§ TASK BRIEF
Your task is to copy each line that has the word "并相应调整".

++++++

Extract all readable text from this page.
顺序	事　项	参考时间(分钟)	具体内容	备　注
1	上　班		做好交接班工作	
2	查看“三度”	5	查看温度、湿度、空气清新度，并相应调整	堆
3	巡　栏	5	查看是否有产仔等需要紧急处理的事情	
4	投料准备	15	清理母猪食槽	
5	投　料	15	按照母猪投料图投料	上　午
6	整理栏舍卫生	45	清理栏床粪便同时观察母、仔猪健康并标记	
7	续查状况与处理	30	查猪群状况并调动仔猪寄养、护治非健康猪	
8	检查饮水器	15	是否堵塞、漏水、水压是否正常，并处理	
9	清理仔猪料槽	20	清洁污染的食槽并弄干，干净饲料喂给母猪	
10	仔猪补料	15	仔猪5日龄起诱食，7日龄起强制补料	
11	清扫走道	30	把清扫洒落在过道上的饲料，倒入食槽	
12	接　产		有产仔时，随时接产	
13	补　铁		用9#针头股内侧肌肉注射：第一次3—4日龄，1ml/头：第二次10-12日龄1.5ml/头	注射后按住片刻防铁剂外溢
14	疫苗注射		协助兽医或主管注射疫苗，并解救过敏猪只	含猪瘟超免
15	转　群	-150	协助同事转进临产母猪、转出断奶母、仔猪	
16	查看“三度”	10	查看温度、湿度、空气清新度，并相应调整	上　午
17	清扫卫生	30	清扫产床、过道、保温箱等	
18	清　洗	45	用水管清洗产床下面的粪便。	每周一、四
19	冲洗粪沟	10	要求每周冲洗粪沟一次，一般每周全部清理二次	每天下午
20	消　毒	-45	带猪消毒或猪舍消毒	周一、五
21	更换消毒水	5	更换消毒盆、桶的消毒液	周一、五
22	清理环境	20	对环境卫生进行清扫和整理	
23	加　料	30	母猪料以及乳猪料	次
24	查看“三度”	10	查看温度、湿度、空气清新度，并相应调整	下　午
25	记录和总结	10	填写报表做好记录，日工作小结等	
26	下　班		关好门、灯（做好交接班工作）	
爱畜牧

++++++

§ RESPONSE TO THE TASK
2	查看“三度”	5	查看温度、湿度、空气清新度，并相应调整	堆
16	查看“三度”	10	查看温度、湿度、空气清新度，并相应调整	上　午
24	查看“三度”	10	查看温度、湿度、空气清新度，并相应调整	下　午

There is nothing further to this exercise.